---------- Given information

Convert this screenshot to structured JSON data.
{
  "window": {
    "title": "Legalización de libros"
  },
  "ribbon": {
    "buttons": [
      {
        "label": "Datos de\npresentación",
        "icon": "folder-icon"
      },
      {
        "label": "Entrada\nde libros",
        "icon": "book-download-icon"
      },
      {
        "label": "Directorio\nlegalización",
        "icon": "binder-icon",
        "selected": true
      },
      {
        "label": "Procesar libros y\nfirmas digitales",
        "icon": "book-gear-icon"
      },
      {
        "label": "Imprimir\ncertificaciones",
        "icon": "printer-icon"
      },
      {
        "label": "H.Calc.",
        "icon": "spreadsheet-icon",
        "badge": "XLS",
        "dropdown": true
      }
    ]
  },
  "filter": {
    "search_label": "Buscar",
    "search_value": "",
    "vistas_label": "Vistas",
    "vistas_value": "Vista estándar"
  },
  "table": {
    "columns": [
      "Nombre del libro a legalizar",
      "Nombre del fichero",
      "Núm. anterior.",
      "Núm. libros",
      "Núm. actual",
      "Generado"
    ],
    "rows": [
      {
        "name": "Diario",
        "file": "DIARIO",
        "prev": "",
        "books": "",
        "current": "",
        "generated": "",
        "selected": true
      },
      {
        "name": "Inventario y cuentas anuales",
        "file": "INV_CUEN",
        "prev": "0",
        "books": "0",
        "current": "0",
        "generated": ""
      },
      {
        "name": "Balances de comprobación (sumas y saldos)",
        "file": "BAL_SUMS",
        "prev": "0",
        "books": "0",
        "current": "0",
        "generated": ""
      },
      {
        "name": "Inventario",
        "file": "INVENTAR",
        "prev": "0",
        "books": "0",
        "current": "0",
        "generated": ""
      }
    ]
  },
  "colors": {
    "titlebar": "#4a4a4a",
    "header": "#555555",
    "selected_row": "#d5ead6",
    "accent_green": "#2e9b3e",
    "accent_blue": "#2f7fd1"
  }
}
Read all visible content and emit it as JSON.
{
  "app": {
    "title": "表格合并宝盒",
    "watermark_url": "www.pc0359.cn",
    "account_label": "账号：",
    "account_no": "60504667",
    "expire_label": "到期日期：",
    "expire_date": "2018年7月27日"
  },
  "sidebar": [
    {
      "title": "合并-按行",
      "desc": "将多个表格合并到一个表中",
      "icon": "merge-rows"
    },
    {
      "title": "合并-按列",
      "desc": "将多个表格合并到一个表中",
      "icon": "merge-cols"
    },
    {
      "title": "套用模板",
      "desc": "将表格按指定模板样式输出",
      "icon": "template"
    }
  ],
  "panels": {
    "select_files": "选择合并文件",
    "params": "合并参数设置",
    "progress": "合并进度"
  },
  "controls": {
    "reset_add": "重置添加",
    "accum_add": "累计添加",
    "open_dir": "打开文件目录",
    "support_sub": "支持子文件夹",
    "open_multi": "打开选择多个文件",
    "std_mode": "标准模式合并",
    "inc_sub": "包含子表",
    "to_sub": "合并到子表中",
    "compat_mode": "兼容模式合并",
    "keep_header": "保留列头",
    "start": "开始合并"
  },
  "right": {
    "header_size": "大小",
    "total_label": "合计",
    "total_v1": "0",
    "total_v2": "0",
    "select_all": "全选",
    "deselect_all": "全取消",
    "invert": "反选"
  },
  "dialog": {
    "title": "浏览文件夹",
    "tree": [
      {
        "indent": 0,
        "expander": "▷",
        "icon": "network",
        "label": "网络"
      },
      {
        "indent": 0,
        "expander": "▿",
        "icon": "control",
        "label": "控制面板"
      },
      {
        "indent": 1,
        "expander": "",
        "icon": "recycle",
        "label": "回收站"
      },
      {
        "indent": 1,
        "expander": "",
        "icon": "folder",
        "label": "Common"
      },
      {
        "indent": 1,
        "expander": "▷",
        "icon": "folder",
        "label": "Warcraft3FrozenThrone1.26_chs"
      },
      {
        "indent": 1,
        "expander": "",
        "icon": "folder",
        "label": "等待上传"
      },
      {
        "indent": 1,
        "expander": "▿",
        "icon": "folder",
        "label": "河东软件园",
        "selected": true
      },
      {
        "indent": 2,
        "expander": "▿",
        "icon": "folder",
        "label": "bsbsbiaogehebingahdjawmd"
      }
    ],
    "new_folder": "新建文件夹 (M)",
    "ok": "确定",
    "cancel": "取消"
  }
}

--------------------

• Task objective
Return all of the entries exactly as written.

• Answer below
Convert this screenshot to structured JSON data.
{
  "window": {
    "title": "Legalización de libros"
  },
  "ribbon": {
    "buttons": [
      {
        "label": "Datos de\npresentación",
        "icon": "folder-icon"
      },
      {
        "label": "Entrada\nde libros",
        "icon": "book-download-icon"
      },
      {
        "label": "Directorio\nlegalización",
        "icon": "binder-icon",
        "selected": true
      },
      {
        "label": "Procesar libros y\nfirmas digitales",
        "icon": "book-gear-icon"
      },
      {
        "label": "Imprimir\ncertificaciones",
        "icon": "printer-icon"
      },
      {
        "label": "H.Calc.",
        "icon": "spreadsheet-icon",
        "badge": "XLS",
        "dropdown": true
      }
    ]
  },
  "filter": {
    "search_label": "Buscar",
    "search_value": "",
    "vistas_label": "Vistas",
    "vistas_value": "Vista estándar"
  },
  "table": {
    "columns": [
      "Nombre del libro a legalizar",
      "Nombre del fichero",
      "Núm. anterior.",
      "Núm. libros",
      "Núm. actual",
      "Generado"
    ],
    "rows": [
      {
        "name": "Diario",
        "file": "DIARIO",
        "prev": "",
        "books": "",
        "current": "",
        "generated": "",
        "selected": true
      },
      {
        "name": "Inventario y cuentas anuales",
        "file": "INV_CUEN",
        "prev": "0",
        "books": "0",
        "current": "0",
        "generated": ""
      },
      {
        "name": "Balances de comprobación (sumas y saldos)",
        "file": "BAL_SUMS",
        "prev": "0",
        "books": "0",
        "current": "0",
        "generated": ""
      },
      {
        "name": "Inventario",
        "file": "INVENTAR",
        "prev": "0",
        "books": "0",
        "current": "0",
        "generated": ""
      }
    ]
  },
  "colors": {
    "titlebar": "#4a4a4a",
    "header": "#555555",
    "selected_row": "#d5ead6",
    "accent_green": "#2e9b3e",
    "accent_blue": "#2f7fd1"
  }
}
Read all visible content and emit it as JSON.
{
  "app": {
    "title": "表格合并宝盒",
    "watermark_url": "www.pc0359.cn",
    "account_label": "账号：",
    "account_no": "60504667",
    "expire_label": "到期日期：",
    "expire_date": "2018年7月27日"
  },
  "sidebar": [
    {
      "title": "合并-按行",
      "desc": "将多个表格合并到一个表中",
      "icon": "merge-rows"
    },
    {
      "title": "合并-按列",
      "desc": "将多个表格合并到一个表中",
      "icon": "merge-cols"
    },
    {
      "title": "套用模板",
      "desc": "将表格按指定模板样式输出",
      "icon": "template"
    }
  ],
  "panels": {
    "select_files": "选择合并文件",
    "params": "合并参数设置",
    "progress": "合并进度"
  },
  "controls": {
    "reset_add": "重置添加",
    "accum_add": "累计添加",
    "open_dir": "打开文件目录",
    "support_sub": "支持子文件夹",
    "open_multi": "打开选择多个文件",
    "std_mode": "标准模式合并",
    "inc_sub": "包含子表",
    "to_sub": "合并到子表中",
    "compat_mode": "兼容模式合并",
    "keep_header": "保留列头",
    "start": "开始合并"
  },
  "right": {
    "header_size": "大小",
    "total_label": "合计",
    "total_v1": "0",
    "total_v2": "0",
    "select_all": "全选",
    "deselect_all": "全取消",
    "invert": "反选"
  },
  "dialog": {
    "title": "浏览文件夹",
    "tree": [
      {
        "indent": 0,
        "expander": "▷",
        "icon": "network",
        "label": "网络"
      },
      {
        "indent": 0,
        "expander": "▿",
        "icon": "control",
        "label": "控制面板"
      },
      {
        "indent": 1,
        "expander": "",
        "icon": "recycle",
        "label": "回收站"
      },
      {
        "indent": 1,
        "expander": "",
        "icon": "folder",
        "label": "Common"
      },
      {
        "indent": 1,
        "expander": "▷",
        "icon": "folder",
        "label": "Warcraft3FrozenThrone1.26_chs"
      },
      {
        "indent": 1,
        "expander": "",
        "icon": "folder",
        "label": "等待上传"
      },
      {
        "indent": 1,
        "expander": "▿",
        "icon": "folder",
        "label": "河东软件园",
        "selected": true
      },
      {
        "indent": 2,
        "expander": "▿",
        "icon": "folder",
        "label": "bsbsbiaogehebingahdjawmd"
      }
    ],
    "new_folder": "新建文件夹 (M)",
    "ok": "确定",
    "cancel": "取消"
  }
}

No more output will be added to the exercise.